Start of DATA FOR THIS TASK
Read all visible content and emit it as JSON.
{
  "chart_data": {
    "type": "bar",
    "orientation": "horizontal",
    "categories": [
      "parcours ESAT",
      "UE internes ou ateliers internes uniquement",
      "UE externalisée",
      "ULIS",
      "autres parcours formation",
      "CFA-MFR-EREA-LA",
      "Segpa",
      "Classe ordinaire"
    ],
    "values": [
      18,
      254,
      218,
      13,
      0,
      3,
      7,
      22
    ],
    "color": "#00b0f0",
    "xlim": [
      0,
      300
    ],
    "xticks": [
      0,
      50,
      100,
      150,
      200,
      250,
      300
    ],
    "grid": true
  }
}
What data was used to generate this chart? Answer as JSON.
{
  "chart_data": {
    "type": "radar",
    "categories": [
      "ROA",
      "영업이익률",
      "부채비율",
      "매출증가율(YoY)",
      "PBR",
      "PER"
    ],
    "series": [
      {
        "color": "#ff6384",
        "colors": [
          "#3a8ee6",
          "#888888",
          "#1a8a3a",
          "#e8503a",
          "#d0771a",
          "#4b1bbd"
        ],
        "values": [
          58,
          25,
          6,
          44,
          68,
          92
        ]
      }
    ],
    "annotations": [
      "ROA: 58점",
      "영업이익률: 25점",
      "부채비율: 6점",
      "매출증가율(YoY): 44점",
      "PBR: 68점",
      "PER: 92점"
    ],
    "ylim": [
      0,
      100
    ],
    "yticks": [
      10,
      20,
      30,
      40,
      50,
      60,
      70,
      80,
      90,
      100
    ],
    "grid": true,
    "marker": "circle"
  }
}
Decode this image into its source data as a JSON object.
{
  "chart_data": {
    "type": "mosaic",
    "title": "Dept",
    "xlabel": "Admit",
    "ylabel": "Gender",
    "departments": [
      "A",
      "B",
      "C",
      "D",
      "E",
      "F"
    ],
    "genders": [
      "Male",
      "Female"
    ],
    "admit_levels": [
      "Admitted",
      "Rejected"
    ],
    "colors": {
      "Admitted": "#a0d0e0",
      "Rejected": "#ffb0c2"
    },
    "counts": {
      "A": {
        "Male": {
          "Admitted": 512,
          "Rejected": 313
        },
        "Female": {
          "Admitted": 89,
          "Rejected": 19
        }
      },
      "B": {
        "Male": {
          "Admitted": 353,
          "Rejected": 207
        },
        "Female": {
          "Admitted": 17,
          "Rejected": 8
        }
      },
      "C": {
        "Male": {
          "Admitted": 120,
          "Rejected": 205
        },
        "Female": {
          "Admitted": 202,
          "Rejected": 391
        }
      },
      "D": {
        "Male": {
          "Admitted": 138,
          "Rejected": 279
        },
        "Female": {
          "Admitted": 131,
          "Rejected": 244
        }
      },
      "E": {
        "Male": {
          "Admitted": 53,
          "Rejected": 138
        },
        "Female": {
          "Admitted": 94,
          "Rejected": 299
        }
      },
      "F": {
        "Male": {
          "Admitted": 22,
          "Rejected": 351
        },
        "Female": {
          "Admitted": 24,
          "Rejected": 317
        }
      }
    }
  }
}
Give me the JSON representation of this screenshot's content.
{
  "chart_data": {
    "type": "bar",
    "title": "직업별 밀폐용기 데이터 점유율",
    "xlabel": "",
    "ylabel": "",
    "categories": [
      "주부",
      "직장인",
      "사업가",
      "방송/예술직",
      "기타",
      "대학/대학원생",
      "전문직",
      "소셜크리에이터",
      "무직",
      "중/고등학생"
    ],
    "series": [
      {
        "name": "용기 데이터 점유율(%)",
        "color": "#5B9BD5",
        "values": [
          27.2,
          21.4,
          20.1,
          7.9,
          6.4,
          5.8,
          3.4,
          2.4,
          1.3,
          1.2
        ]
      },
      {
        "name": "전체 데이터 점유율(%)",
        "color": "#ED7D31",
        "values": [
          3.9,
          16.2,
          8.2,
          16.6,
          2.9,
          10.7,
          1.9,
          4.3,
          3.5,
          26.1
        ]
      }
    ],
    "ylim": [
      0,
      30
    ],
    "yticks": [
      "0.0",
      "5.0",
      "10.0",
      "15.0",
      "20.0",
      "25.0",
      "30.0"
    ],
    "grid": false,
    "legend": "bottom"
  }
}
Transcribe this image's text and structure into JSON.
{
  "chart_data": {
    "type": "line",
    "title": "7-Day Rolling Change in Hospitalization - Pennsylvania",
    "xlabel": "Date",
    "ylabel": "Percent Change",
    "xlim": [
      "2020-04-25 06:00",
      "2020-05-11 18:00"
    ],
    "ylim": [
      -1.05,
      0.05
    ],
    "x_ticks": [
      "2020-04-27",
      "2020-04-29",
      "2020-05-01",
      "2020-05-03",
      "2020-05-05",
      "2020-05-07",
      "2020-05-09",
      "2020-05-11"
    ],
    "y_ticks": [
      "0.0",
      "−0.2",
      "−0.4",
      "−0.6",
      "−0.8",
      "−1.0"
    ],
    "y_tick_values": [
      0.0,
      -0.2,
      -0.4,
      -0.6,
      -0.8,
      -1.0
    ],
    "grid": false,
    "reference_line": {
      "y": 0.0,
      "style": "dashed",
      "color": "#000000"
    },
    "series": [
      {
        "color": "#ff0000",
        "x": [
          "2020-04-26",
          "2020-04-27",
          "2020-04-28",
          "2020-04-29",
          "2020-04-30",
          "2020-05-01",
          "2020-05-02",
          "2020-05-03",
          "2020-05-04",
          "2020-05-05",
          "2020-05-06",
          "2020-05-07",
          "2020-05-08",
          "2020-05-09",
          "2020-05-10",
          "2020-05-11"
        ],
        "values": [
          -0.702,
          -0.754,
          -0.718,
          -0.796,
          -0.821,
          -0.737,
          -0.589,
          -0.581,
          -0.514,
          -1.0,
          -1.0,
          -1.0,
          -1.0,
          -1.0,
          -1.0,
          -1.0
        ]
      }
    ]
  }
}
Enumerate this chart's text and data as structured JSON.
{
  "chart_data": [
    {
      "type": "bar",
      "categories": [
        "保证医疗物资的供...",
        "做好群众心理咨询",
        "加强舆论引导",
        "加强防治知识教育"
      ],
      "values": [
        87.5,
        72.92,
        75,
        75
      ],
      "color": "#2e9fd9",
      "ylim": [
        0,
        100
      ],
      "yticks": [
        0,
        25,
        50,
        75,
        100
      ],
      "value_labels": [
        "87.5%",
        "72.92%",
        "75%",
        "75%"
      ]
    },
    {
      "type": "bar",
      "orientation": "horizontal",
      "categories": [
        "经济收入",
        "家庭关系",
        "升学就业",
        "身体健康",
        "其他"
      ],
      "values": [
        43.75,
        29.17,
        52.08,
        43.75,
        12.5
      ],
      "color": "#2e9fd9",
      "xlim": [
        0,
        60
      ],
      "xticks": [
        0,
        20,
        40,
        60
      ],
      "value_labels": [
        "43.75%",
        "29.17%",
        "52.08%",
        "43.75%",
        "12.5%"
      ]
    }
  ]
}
End of DATA FOR THIS TASK
Show every line that contains the word "type".

    "type": "bar",
    "type": "radar",
    "type": "mosaic",
    "type": "bar",
    "type": "line",
      "type": "bar",
      "type": "bar",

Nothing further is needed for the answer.